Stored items
————

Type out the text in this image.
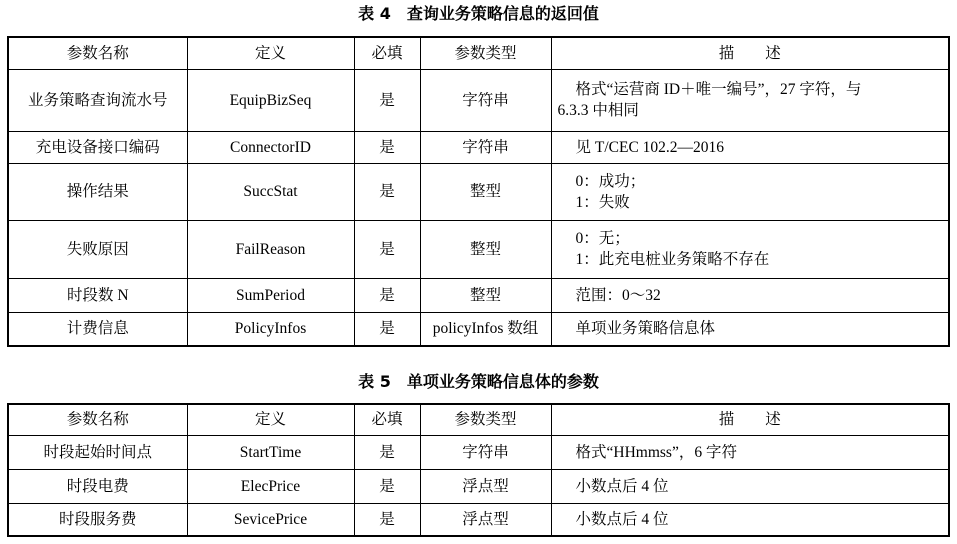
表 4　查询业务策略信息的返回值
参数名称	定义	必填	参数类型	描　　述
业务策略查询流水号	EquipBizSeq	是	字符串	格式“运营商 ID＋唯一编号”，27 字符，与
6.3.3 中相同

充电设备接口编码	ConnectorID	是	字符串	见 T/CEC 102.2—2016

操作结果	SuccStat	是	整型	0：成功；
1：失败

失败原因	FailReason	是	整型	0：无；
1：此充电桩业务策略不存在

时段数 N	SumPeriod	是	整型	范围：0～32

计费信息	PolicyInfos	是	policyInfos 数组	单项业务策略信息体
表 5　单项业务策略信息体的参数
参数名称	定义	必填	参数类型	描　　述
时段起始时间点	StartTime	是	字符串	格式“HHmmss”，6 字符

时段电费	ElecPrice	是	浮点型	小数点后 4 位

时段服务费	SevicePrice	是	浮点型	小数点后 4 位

————

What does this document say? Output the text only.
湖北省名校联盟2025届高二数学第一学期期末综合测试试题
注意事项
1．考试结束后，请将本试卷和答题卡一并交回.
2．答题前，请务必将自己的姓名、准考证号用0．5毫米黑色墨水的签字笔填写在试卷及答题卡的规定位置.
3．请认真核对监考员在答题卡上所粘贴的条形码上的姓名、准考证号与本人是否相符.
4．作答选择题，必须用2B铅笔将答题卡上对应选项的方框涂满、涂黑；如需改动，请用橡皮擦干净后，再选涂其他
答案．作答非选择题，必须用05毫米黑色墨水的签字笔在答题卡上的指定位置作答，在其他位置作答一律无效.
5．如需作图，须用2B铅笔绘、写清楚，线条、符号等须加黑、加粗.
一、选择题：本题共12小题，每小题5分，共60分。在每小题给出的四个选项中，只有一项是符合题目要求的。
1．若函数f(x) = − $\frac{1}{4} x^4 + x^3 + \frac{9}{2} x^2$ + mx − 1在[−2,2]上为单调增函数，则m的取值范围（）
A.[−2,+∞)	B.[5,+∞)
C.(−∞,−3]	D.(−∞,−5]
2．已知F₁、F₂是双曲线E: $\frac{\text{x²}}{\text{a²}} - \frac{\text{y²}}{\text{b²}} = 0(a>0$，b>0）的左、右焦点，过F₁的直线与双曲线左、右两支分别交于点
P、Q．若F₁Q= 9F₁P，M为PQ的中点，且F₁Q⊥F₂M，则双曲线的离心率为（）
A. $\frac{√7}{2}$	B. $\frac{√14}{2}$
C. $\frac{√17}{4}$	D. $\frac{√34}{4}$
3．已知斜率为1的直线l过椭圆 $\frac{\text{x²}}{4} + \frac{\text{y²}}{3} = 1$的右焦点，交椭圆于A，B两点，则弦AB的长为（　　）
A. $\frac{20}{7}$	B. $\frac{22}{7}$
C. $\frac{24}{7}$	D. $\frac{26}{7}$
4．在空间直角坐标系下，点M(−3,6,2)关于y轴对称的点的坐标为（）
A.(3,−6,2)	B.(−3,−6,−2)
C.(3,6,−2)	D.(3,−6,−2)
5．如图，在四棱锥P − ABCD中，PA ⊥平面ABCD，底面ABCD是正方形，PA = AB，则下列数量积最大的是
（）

————

> DIRECTION: Return all lines containing the word "this".

> EXERCISE SOLUTION:
Type out the text in this image.
What does this document say? Output the text only.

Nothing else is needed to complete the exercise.